Omit the pictures from the entries below and retype everything else exactly.

begin Supplied material

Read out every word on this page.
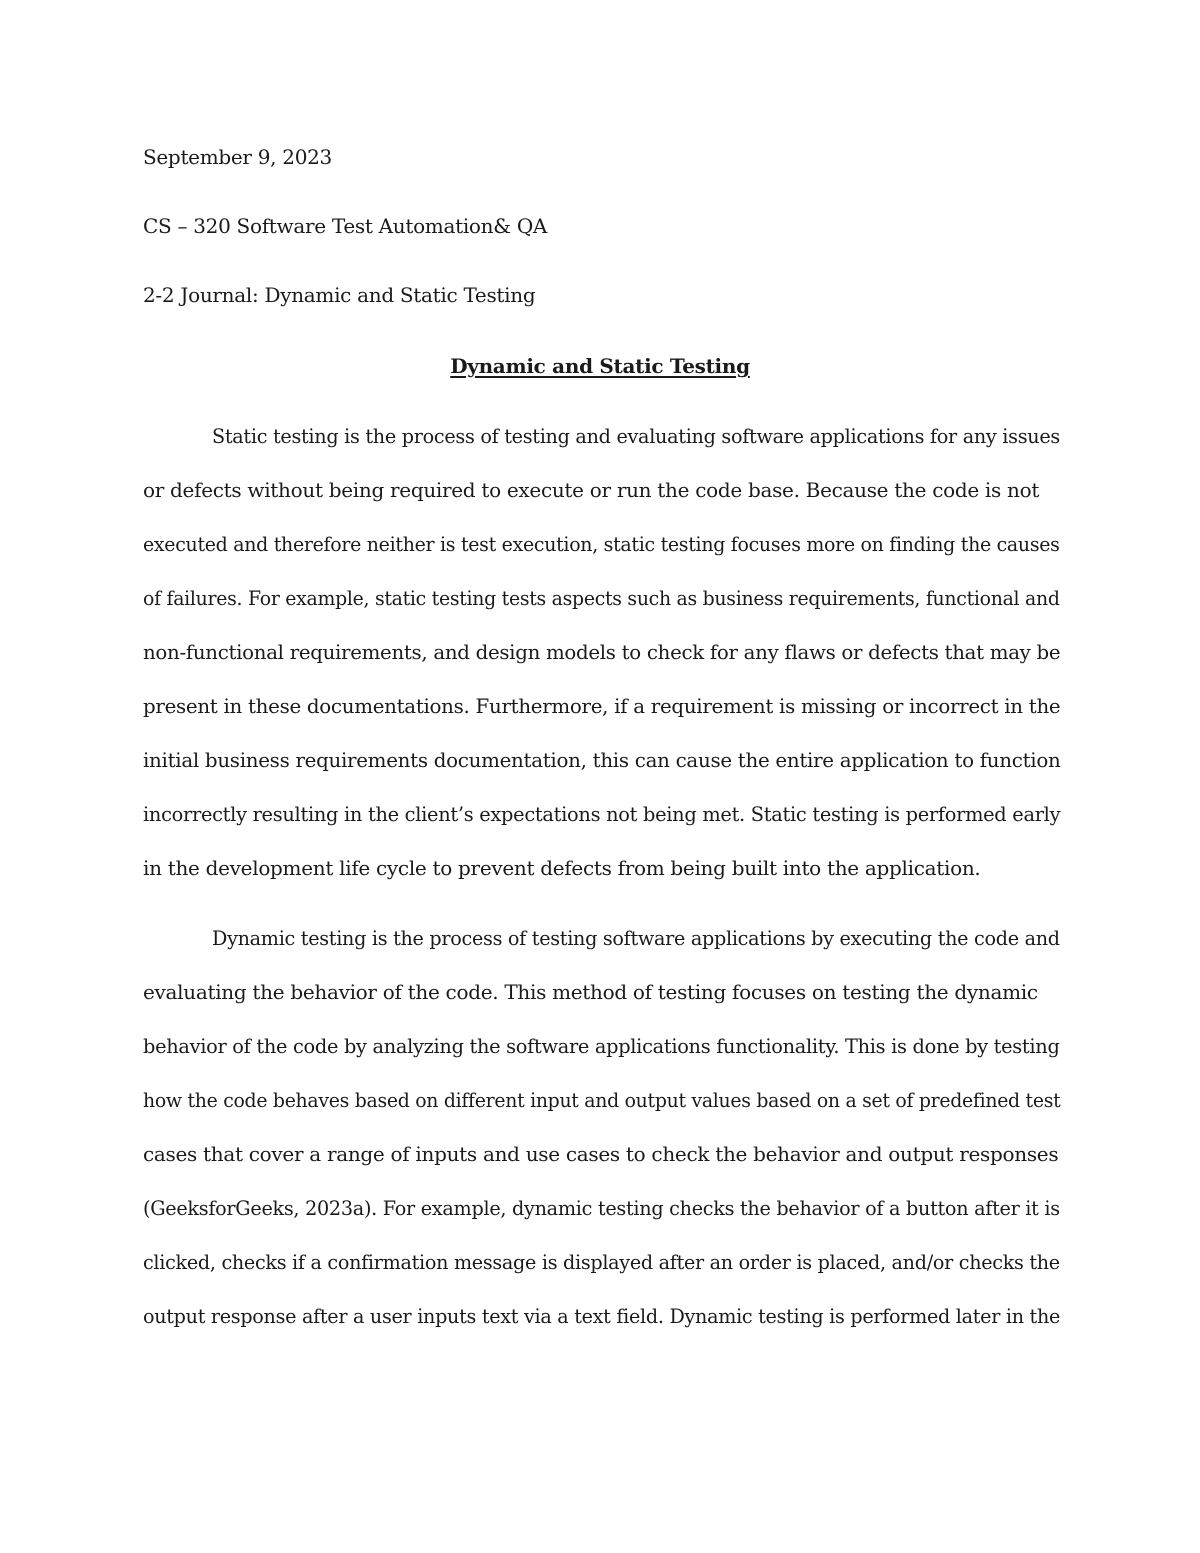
September 9, 2023
CS – 320 Software Test Automation& QA
2-2 Journal: Dynamic and Static Testing
Dynamic and Static Testing
Static testing is the process of testing and evaluating software applications for any issues
or defects without being required to execute or run the code base. Because the code is not
executed and therefore neither is test execution, static testing focuses more on finding the causes
of failures. For example, static testing tests aspects such as business requirements, functional and
non-functional requirements, and design models to check for any flaws or defects that may be
present in these documentations. Furthermore, if a requirement is missing or incorrect in the
initial business requirements documentation, this can cause the entire application to function
incorrectly resulting in the client’s expectations not being met. Static testing is performed early
in the development life cycle to prevent defects from being built into the application.
Dynamic testing is the process of testing software applications by executing the code and
evaluating the behavior of the code. This method of testing focuses on testing the dynamic
behavior of the code by analyzing the software applications functionality. This is done by testing
how the code behaves based on different input and output values based on a set of predefined test
cases that cover a range of inputs and use cases to check the behavior and output responses
(GeeksforGeeks, 2023a). For example, dynamic testing checks the behavior of a button after it is
clicked, checks if a confirmation message is displayed after an order is placed, and/or checks the
output response after a user inputs text via a text field. Dynamic testing is performed later in the
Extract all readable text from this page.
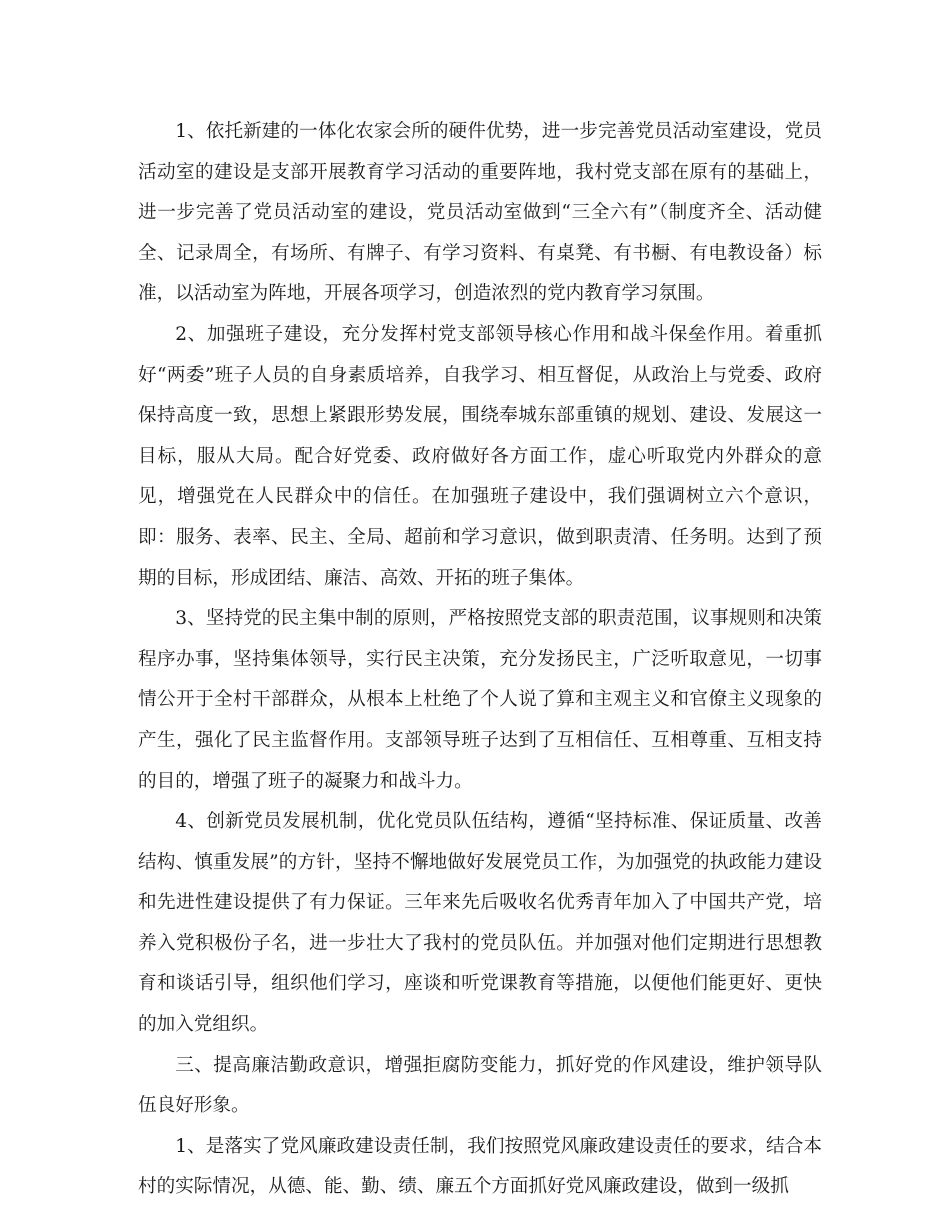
1、依托新建的一体化农家会所的硬件优势，进一步完善党员活动室建设，党员活动室的建设是支部开展教育学习活动的重要阵地，我村党支部在原有的基础上，进一步完善了党员活动室的建设，党员活动室做到“三全六有”（制度齐全、活动健全、记录周全，有场所、有牌子、有学习资料、有桌凳、有书橱、有电教设备）标准，以活动室为阵地，开展各项学习，创造浓烈的党内教育学习氛围。

2、加强班子建设，充分发挥村党支部领导核心作用和战斗保垒作用。着重抓好“两委”班子人员的自身素质培养，自我学习、相互督促，从政治上与党委、政府保持高度一致，思想上紧跟形势发展，围绕奉城东部重镇的规划、建设、发展这一目标，服从大局。配合好党委、政府做好各方面工作，虚心听取党内外群众的意见，增强党在人民群众中的信任。在加强班子建设中，我们强调树立六个意识，即：服务、表率、民主、全局、超前和学习意识，做到职责清、任务明。达到了预期的目标，形成团结、廉洁、高效、开拓的班子集体。

3、坚持党的民主集中制的原则，严格按照党支部的职责范围，议事规则和决策程序办事，坚持集体领导，实行民主决策，充分发扬民主，广泛听取意见，一切事情公开于全村干部群众，从根本上杜绝了个人说了算和主观主义和官僚主义现象的产生，强化了民主监督作用。支部领导班子达到了互相信任、互相尊重、互相支持的目的，增强了班子的凝聚力和战斗力。

4、创新党员发展机制，优化党员队伍结构，遵循“坚持标准、保证质量、改善结构、慎重发展”的方针，坚持不懈地做好发展党员工作，为加强党的执政能力建设和先进性建设提供了有力保证。三年来先后吸收名优秀青年加入了中国共产党，培养入党积极份子名，进一步壮大了我村的党员队伍。并加强对他们定期进行思想教育和谈话引导，组织他们学习，座谈和听党课教育等措施，以便他们能更好、更快的加入党组织。

三、提高廉洁勤政意识，增强拒腐防变能力，抓好党的作风建设，维护领导队伍良好形象。

1、是落实了党风廉政建设责任制，我们按照党风廉政建设责任的要求，结合本村的实际情况，从德、能、勤、绩、廉五个方面抓好党风廉政建设，做到一级抓
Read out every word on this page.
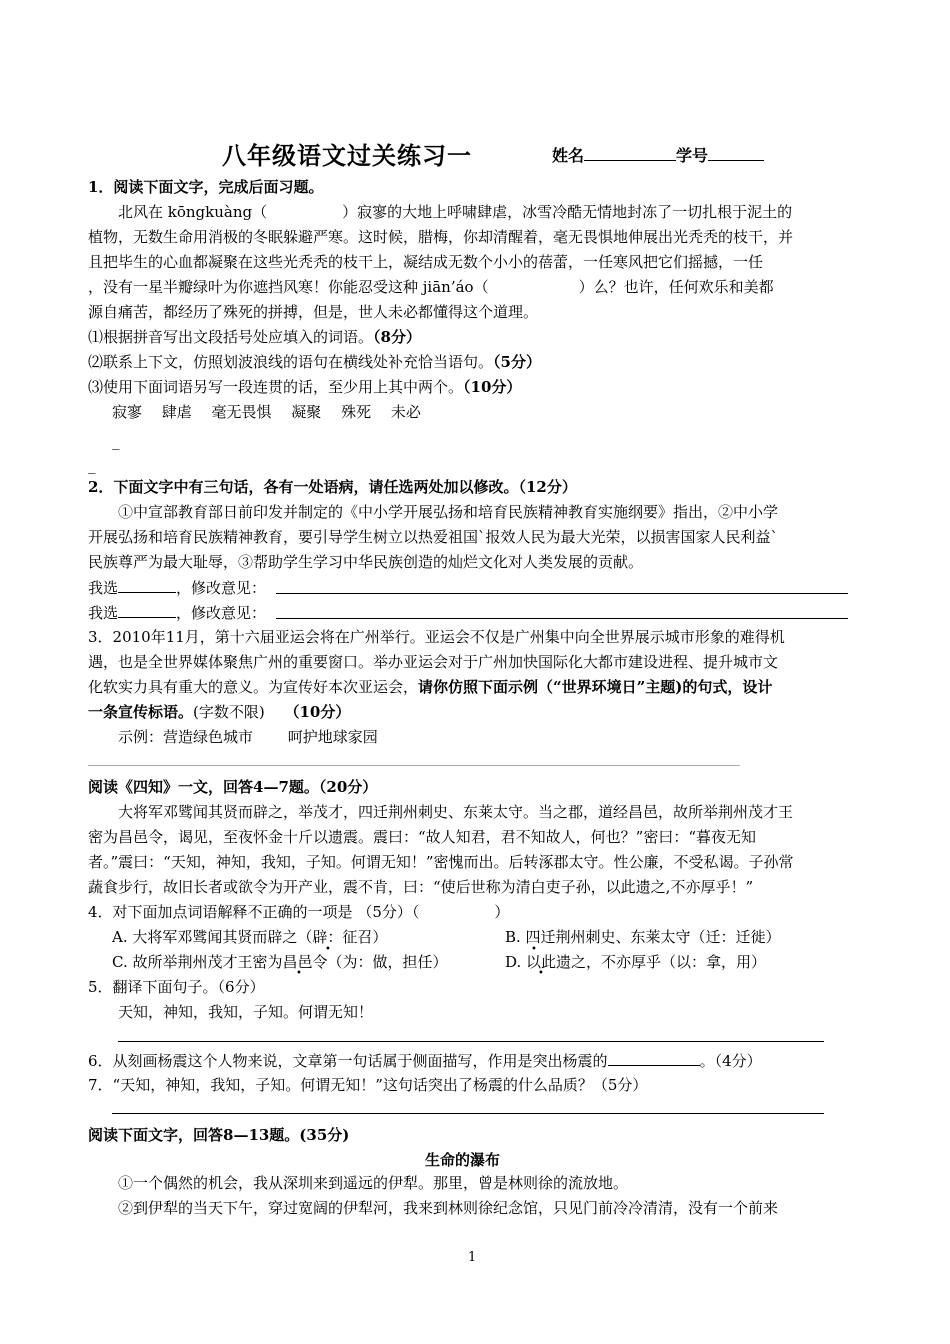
八年级语文过关练习一	姓名	学号
1．阅读下面文字，完成后面习题。
　　北风在 kōngkuàng（　　　　　）寂寥的大地上呼啸肆虐，冰雪冷酷无情地封冻了一切扎根于泥土的
植物，无数生命用消极的冬眠躲避严寒。这时候，腊梅，你却清醒着，毫无畏惧地伸展出光秃秃的枝干，并
且把毕生的心血都凝聚在这些光秃秃的枝干上，凝结成无数个小小的蓓蕾，一任寒风把它们摇撼，一任
，没有一星半瓣绿叶为你遮挡风寒！你能忍受这种 jiān’áo（　　　　　　）么？也许，任何欢乐和美都
源自痛苦，都经历了殊死的拼搏，但是，世人未必都懂得这个道理。
⑴根据拼音写出文段括号处应填入的词语。（8分）
⑵联系上下文，仿照划波浪线的语句在横线处补充恰当语句。（5分）
⑶使用下面词语另写一段连贯的话，至少用上其中两个。（10分）
寂寥　 肆虐　 毫无畏惧　 凝聚　 殊死　 未必
_
_
2．下面文字中有三句话，各有一处语病，请任选两处加以修改。（12分）
　　①中宣部教育部日前印发并制定的《中小学开展弘扬和培育民族精神教育实施纲要》指出，②中小学
开展弘扬和培育民族精神教育，要引导学生树立以热爱祖国`报效人民为最大光荣，以损害国家人民利益`
民族尊严为最大耻辱，③帮助学生学习中华民族创造的灿烂文化对人类发展的贡献。
我选	，修改意见：
我选	，修改意见：
3．2010年11月，第十六届亚运会将在广州举行。亚运会不仅是广州集中向全世界展示城市形象的难得机
遇，也是全世界媒体聚焦广州的重要窗口。举办亚运会对于广州加快国际化大都市建设进程、提升城市文
化软实力具有重大的意义。为宣传好本次亚运会，请你仿照下面示例（“世界环境日”主题)的句式，设计
一条宣传标语。(字数不限)　 （10分）
　　示例：营造绿色城市　　 呵护地球家园
阅读《四知》一文，回答4—7题。（20分）
　　大将军邓骘闻其贤而辟之，举茂才，四迁荆州刺史、东莱太守。当之郡，道经昌邑，故所举荆州茂才王
密为昌邑令，谒见，至夜怀金十斤以遗震。震曰：“故人知君，君不知故人，何也？”密曰：“暮夜无知
者。”震曰：“天知，神知，我知，子知。何谓无知！”密愧而出。后转涿郡太守。性公廉，不受私谒。子孙常
蔬食步行，故旧长者或欲令为开产业，震不肯，曰：“使后世称为清白吏子孙，以此遗之,不亦厚乎！”
4．对下面加点词语解释不正确的一项是 （5分）（　　　　　）
A. 大将军邓骘闻其贤而辟之（辟：征召）	B. 四迁荆州刺史、东莱太守（迁：迁徙）
C. 故所举荆州茂才王密为昌邑令（为：做，担任）	D. 以此遗之，不亦厚乎（以：拿，用）
•	•
•	•
5．翻译下面句子。（6分）
　　天知，神知，我知，子知。何谓无知！
6．从刻画杨震这个人物来说，文章第一句话属于侧面描写，作用是突出杨震的	。（4分）
7．“天知，神知，我知，子知。何谓无知！”这句话突出了杨震的什么品质？（5分）
阅读下面文字，回答8—13题。(35分)
生命的瀑布
①一个偶然的机会，我从深圳来到遥远的伊犁。那里，曾是林则徐的流放地。
②到伊犁的当天下午，穿过宽阔的伊犁河，我来到林则徐纪念馆，只见门前冷冷清清，没有一个前来
1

end Supplied material

→ Response:
Read out every word on this page.
September 9, 2023
CS – 320 Software Test Automation& QA
2-2 Journal: Dynamic and Static Testing
Dynamic and Static Testing
Static testing is the process of testing and evaluating software applications for any issues
or defects without being required to execute or run the code base. Because the code is not
executed and therefore neither is test execution, static testing focuses more on finding the causes
of failures. For example, static testing tests aspects such as business requirements, functional and
non-functional requirements, and design models to check for any flaws or defects that may be
present in these documentations. Furthermore, if a requirement is missing or incorrect in the
initial business requirements documentation, this can cause the entire application to function
incorrectly resulting in the client’s expectations not being met. Static testing is performed early
in the development life cycle to prevent defects from being built into the application.
Dynamic testing is the process of testing software applications by executing the code and
evaluating the behavior of the code. This method of testing focuses on testing the dynamic
behavior of the code by analyzing the software applications functionality. This is done by testing
how the code behaves based on different input and output values based on a set of predefined test
cases that cover a range of inputs and use cases to check the behavior and output responses
(GeeksforGeeks, 2023a). For example, dynamic testing checks the behavior of a button after it is
clicked, checks if a confirmation message is displayed after an order is placed, and/or checks the
output response after a user inputs text via a text field. Dynamic testing is performed later in the
Extract all readable text from this page.
1、依托新建的一体化农家会所的硬件优势，进一步完善党员活动室建设，党员活动室的建设是支部开展教育学习活动的重要阵地，我村党支部在原有的基础上，进一步完善了党员活动室的建设，党员活动室做到“三全六有”（制度齐全、活动健全、记录周全，有场所、有牌子、有学习资料、有桌凳、有书橱、有电教设备）标准，以活动室为阵地，开展各项学习，创造浓烈的党内教育学习氛围。

2、加强班子建设，充分发挥村党支部领导核心作用和战斗保垒作用。着重抓好“两委”班子人员的自身素质培养，自我学习、相互督促，从政治上与党委、政府保持高度一致，思想上紧跟形势发展，围绕奉城东部重镇的规划、建设、发展这一目标，服从大局。配合好党委、政府做好各方面工作，虚心听取党内外群众的意见，增强党在人民群众中的信任。在加强班子建设中，我们强调树立六个意识，即：服务、表率、民主、全局、超前和学习意识，做到职责清、任务明。达到了预期的目标，形成团结、廉洁、高效、开拓的班子集体。

3、坚持党的民主集中制的原则，严格按照党支部的职责范围，议事规则和决策程序办事，坚持集体领导，实行民主决策，充分发扬民主，广泛听取意见，一切事情公开于全村干部群众，从根本上杜绝了个人说了算和主观主义和官僚主义现象的产生，强化了民主监督作用。支部领导班子达到了互相信任、互相尊重、互相支持的目的，增强了班子的凝聚力和战斗力。

4、创新党员发展机制，优化党员队伍结构，遵循“坚持标准、保证质量、改善结构、慎重发展”的方针，坚持不懈地做好发展党员工作，为加强党的执政能力建设和先进性建设提供了有力保证。三年来先后吸收名优秀青年加入了中国共产党，培养入党积极份子名，进一步壮大了我村的党员队伍。并加强对他们定期进行思想教育和谈话引导，组织他们学习，座谈和听党课教育等措施，以便他们能更好、更快的加入党组织。

三、提高廉洁勤政意识，增强拒腐防变能力，抓好党的作风建设，维护领导队伍良好形象。

1、是落实了党风廉政建设责任制，我们按照党风廉政建设责任的要求，结合本村的实际情况，从德、能、勤、绩、廉五个方面抓好党风廉政建设，做到一级抓
Read out every word on this page.
八年级语文过关练习一	姓名	学号
1．阅读下面文字，完成后面习题。
　　北风在 kōngkuàng（　　　　　）寂寥的大地上呼啸肆虐，冰雪冷酷无情地封冻了一切扎根于泥土的
植物，无数生命用消极的冬眠躲避严寒。这时候，腊梅，你却清醒着，毫无畏惧地伸展出光秃秃的枝干，并
且把毕生的心血都凝聚在这些光秃秃的枝干上，凝结成无数个小小的蓓蕾，一任寒风把它们摇撼，一任
，没有一星半瓣绿叶为你遮挡风寒！你能忍受这种 jiān’áo（　　　　　　）么？也许，任何欢乐和美都
源自痛苦，都经历了殊死的拼搏，但是，世人未必都懂得这个道理。
⑴根据拼音写出文段括号处应填入的词语。（8分）
⑵联系上下文，仿照划波浪线的语句在横线处补充恰当语句。（5分）
⑶使用下面词语另写一段连贯的话，至少用上其中两个。（10分）
寂寥　 肆虐　 毫无畏惧　 凝聚　 殊死　 未必
_
_
2．下面文字中有三句话，各有一处语病，请任选两处加以修改。（12分）
　　①中宣部教育部日前印发并制定的《中小学开展弘扬和培育民族精神教育实施纲要》指出，②中小学
开展弘扬和培育民族精神教育，要引导学生树立以热爱祖国`报效人民为最大光荣，以损害国家人民利益`
民族尊严为最大耻辱，③帮助学生学习中华民族创造的灿烂文化对人类发展的贡献。
我选	，修改意见：
我选	，修改意见：
3．2010年11月，第十六届亚运会将在广州举行。亚运会不仅是广州集中向全世界展示城市形象的难得机
遇，也是全世界媒体聚焦广州的重要窗口。举办亚运会对于广州加快国际化大都市建设进程、提升城市文
化软实力具有重大的意义。为宣传好本次亚运会，请你仿照下面示例（“世界环境日”主题)的句式，设计
一条宣传标语。(字数不限)　 （10分）
　　示例：营造绿色城市　　 呵护地球家园
阅读《四知》一文，回答4—7题。（20分）
　　大将军邓骘闻其贤而辟之，举茂才，四迁荆州刺史、东莱太守。当之郡，道经昌邑，故所举荆州茂才王
密为昌邑令，谒见，至夜怀金十斤以遗震。震曰：“故人知君，君不知故人，何也？”密曰：“暮夜无知
者。”震曰：“天知，神知，我知，子知。何谓无知！”密愧而出。后转涿郡太守。性公廉，不受私谒。子孙常
蔬食步行，故旧长者或欲令为开产业，震不肯，曰：“使后世称为清白吏子孙，以此遗之,不亦厚乎！”
4．对下面加点词语解释不正确的一项是 （5分）（　　　　　）
A. 大将军邓骘闻其贤而辟之（辟：征召）	B. 四迁荆州刺史、东莱太守（迁：迁徙）
C. 故所举荆州茂才王密为昌邑令（为：做，担任）	D. 以此遗之，不亦厚乎（以：拿，用）
•	•
•	•
5．翻译下面句子。（6分）
　　天知，神知，我知，子知。何谓无知！
6．从刻画杨震这个人物来说，文章第一句话属于侧面描写，作用是突出杨震的	。（4分）
7．“天知，神知，我知，子知。何谓无知！”这句话突出了杨震的什么品质？（5分）
阅读下面文字，回答8—13题。(35分)
生命的瀑布
①一个偶然的机会，我从深圳来到遥远的伊犁。那里，曾是林则徐的流放地。
②到伊犁的当天下午，穿过宽阔的伊犁河，我来到林则徐纪念馆，只见门前冷冷清清，没有一个前来
1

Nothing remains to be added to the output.